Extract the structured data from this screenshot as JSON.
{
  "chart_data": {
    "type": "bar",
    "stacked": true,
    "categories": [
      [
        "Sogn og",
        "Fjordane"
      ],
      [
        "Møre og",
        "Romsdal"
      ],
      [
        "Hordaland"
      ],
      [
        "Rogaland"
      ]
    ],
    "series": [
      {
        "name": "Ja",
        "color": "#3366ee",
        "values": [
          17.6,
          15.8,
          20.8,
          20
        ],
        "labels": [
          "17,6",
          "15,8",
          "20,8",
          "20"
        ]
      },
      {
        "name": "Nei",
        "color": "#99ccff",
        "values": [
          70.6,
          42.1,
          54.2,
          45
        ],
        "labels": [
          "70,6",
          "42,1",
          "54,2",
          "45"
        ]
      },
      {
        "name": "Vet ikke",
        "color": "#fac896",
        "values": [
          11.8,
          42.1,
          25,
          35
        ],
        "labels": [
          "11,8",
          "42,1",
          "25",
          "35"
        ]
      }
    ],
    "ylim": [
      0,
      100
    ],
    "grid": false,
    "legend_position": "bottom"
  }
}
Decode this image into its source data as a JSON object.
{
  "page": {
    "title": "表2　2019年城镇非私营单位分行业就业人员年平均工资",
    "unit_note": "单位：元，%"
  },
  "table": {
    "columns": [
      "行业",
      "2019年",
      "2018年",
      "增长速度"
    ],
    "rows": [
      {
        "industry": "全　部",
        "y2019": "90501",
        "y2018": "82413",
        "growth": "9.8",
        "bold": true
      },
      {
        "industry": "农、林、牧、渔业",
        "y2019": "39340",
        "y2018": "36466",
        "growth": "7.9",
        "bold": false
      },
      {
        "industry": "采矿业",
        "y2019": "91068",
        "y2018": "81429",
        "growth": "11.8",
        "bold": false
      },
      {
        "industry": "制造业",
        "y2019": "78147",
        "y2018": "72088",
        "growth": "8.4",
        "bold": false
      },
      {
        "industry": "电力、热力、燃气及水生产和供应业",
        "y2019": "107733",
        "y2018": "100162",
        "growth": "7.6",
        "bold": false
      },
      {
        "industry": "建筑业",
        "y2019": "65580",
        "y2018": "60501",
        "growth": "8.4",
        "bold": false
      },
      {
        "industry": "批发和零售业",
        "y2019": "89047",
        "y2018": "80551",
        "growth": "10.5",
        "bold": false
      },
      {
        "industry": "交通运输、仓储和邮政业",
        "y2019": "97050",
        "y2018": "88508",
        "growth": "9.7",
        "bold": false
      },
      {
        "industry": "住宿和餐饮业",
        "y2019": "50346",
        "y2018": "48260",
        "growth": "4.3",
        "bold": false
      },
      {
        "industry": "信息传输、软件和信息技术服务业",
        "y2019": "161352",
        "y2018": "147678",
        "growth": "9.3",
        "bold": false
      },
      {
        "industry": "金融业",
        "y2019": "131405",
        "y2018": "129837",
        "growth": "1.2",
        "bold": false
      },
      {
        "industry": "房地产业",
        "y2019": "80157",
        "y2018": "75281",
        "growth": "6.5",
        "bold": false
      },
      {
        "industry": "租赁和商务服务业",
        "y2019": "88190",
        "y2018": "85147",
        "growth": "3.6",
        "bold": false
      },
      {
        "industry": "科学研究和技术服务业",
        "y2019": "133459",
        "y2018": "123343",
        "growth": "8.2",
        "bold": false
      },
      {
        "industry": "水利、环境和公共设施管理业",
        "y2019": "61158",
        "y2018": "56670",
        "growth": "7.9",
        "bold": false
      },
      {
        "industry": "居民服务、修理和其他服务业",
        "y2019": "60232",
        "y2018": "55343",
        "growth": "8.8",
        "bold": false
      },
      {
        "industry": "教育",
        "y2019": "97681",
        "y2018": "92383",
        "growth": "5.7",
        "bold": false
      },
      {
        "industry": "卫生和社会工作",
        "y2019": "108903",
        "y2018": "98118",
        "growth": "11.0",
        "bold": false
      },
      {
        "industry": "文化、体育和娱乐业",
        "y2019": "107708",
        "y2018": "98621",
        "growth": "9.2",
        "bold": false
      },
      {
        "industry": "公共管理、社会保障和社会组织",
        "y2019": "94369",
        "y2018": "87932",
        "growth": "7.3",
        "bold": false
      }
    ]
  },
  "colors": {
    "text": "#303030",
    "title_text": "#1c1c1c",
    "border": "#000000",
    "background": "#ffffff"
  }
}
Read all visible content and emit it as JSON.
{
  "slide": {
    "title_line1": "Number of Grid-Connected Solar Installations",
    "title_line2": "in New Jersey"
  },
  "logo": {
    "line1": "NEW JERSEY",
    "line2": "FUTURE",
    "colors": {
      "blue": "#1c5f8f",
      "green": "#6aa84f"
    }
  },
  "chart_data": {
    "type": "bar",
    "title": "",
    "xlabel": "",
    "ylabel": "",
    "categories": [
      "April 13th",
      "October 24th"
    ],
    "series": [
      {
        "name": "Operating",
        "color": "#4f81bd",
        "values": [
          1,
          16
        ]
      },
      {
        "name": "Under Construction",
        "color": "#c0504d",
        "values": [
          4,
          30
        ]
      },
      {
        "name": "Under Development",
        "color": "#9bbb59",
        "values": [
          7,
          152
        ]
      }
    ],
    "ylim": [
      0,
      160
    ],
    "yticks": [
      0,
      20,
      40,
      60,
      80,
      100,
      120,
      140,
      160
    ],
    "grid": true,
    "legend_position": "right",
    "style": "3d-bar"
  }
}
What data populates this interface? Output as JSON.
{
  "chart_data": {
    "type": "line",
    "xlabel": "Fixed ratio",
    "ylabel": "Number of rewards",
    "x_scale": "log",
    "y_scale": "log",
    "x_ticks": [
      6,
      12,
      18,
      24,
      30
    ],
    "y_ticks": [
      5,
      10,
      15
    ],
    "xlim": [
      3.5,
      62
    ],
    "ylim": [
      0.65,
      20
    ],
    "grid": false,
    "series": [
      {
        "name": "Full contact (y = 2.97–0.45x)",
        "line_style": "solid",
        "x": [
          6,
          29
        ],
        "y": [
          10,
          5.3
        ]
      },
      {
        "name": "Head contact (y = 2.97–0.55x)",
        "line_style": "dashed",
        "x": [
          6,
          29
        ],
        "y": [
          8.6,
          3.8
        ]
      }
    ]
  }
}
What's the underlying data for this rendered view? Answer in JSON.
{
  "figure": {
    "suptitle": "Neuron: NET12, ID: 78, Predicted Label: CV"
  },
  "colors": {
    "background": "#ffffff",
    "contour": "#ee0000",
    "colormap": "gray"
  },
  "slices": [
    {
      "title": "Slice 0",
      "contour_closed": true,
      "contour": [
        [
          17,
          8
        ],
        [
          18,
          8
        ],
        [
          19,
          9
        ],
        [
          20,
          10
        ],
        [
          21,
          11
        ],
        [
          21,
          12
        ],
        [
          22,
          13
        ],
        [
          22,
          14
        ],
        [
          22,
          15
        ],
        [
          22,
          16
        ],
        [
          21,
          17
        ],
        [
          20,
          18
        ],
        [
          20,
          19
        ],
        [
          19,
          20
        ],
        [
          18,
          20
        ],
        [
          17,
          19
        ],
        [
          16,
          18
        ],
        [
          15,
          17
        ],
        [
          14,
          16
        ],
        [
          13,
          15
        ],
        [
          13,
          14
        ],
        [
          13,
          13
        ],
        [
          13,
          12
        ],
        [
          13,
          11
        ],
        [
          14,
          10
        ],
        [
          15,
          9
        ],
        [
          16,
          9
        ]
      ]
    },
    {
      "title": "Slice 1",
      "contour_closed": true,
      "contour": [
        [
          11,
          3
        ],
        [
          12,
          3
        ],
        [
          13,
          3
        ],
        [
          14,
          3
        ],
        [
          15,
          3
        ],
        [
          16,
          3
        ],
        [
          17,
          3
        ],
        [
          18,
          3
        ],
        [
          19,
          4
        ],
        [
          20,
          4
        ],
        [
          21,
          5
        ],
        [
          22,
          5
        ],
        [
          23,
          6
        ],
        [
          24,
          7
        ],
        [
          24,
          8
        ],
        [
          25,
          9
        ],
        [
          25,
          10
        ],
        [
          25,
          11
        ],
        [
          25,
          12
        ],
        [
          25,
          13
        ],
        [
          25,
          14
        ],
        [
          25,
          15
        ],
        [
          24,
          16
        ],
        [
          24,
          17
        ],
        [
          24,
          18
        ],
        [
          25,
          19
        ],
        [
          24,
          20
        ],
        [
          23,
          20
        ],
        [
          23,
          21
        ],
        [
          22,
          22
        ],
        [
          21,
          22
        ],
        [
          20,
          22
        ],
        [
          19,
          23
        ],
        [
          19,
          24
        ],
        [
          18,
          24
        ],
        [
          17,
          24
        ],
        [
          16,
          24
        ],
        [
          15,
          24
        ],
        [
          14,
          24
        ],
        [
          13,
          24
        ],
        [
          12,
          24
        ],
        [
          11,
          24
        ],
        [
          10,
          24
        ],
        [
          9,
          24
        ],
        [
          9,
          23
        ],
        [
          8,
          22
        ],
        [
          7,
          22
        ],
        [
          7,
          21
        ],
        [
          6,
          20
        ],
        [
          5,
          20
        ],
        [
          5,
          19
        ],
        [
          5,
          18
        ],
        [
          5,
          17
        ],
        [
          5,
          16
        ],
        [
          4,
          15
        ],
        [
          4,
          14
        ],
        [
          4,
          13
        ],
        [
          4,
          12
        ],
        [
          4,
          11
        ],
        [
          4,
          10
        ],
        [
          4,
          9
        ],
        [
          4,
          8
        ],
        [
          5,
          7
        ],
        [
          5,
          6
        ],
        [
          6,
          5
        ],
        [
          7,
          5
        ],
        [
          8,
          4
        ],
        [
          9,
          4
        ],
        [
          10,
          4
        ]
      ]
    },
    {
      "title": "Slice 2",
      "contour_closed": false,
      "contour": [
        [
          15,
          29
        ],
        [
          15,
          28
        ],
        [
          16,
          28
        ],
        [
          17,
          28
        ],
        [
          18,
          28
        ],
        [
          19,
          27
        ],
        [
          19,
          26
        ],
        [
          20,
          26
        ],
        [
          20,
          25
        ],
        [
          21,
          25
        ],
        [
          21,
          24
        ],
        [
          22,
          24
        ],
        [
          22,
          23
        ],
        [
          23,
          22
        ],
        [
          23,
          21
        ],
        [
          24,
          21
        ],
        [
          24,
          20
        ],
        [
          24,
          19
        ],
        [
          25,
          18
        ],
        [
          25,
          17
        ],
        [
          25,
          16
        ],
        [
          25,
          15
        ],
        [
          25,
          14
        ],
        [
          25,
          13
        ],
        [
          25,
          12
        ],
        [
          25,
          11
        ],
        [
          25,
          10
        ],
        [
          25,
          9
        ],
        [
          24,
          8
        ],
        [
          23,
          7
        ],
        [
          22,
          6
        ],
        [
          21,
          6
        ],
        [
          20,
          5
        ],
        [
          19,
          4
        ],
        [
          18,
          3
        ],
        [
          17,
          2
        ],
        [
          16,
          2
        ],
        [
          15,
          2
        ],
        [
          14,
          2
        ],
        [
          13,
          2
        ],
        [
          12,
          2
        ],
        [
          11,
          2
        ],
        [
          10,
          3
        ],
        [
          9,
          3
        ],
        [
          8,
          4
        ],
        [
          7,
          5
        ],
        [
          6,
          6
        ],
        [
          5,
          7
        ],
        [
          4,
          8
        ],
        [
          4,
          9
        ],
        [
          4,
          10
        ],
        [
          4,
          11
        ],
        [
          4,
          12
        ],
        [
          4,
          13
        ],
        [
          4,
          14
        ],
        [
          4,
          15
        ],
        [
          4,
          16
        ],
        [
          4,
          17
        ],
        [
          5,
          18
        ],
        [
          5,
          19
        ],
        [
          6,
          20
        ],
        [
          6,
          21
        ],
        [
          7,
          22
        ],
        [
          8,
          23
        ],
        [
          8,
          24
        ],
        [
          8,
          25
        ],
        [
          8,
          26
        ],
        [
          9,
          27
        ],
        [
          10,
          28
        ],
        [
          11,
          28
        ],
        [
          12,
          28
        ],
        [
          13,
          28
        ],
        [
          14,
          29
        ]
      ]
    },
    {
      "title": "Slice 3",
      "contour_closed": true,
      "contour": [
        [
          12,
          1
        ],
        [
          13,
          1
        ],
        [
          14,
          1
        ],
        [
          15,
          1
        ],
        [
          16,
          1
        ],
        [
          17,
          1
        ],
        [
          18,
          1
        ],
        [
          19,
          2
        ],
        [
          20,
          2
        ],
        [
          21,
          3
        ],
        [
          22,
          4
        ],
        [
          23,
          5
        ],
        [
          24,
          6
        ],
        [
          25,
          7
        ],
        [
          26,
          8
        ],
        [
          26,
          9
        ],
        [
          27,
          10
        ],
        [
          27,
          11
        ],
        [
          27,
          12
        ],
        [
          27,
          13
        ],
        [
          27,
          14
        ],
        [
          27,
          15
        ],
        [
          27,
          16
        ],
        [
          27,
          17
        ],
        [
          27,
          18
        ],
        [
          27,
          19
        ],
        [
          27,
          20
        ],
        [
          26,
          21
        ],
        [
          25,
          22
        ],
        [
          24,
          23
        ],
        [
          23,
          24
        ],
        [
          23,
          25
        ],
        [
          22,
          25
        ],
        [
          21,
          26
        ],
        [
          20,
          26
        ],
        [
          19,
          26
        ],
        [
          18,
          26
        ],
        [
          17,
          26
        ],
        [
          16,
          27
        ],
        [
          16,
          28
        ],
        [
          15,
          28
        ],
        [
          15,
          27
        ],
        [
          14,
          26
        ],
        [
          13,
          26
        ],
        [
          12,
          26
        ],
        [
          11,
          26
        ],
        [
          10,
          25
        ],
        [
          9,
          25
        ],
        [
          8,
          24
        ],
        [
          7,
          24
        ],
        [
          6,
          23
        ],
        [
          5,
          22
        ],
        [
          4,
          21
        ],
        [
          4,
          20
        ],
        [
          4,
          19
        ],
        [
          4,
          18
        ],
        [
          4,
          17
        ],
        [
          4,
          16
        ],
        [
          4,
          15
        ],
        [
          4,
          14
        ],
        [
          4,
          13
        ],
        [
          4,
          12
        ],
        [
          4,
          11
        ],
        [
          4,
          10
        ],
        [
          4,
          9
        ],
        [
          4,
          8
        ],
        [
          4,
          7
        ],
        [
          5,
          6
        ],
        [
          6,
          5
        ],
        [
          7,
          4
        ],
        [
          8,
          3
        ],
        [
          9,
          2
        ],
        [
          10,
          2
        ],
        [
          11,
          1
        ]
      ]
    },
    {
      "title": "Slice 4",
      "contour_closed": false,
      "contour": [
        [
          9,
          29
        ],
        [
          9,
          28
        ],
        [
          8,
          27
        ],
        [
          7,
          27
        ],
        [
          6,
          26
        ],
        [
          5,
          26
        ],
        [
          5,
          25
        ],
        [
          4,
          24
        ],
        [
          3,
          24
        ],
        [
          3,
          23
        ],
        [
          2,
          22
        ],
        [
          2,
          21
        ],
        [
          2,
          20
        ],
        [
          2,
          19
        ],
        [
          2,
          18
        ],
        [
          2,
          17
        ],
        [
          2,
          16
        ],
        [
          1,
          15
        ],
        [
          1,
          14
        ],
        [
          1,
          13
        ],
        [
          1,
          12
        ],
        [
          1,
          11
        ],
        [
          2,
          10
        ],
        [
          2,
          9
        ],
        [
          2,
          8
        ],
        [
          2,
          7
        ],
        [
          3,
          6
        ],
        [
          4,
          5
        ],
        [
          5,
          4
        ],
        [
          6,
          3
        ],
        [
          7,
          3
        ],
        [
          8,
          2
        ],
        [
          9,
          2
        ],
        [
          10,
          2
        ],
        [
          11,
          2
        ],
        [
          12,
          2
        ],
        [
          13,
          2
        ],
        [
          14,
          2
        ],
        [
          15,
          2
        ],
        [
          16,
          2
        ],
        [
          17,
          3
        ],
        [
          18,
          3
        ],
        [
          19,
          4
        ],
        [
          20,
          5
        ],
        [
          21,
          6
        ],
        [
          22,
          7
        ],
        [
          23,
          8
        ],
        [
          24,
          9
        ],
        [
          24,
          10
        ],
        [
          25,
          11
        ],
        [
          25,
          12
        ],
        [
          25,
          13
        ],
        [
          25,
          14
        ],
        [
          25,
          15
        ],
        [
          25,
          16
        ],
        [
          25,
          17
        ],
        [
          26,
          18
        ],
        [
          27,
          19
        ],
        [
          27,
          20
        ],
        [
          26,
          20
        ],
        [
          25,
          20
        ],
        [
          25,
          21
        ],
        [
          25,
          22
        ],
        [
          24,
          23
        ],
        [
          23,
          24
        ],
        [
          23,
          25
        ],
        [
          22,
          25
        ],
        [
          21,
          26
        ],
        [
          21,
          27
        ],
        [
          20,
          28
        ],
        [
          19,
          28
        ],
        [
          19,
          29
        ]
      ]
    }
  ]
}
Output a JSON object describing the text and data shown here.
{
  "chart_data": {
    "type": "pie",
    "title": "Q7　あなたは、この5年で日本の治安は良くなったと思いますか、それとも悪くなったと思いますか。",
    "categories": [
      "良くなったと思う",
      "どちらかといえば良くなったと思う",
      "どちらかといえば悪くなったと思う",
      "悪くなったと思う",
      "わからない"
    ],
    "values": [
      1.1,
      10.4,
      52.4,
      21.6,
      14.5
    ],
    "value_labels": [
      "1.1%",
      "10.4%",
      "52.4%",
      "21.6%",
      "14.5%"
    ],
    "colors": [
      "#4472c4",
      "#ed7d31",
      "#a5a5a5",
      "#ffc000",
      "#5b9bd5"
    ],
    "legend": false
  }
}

..........

Take every line from the data that contains the word "this".

Extract the structured data from this screenshot as JSON.
Decode this image into its source data as a JSON object.
What data populates this interface? Output as JSON.
What's the underlying data for this rendered view? Answer in JSON.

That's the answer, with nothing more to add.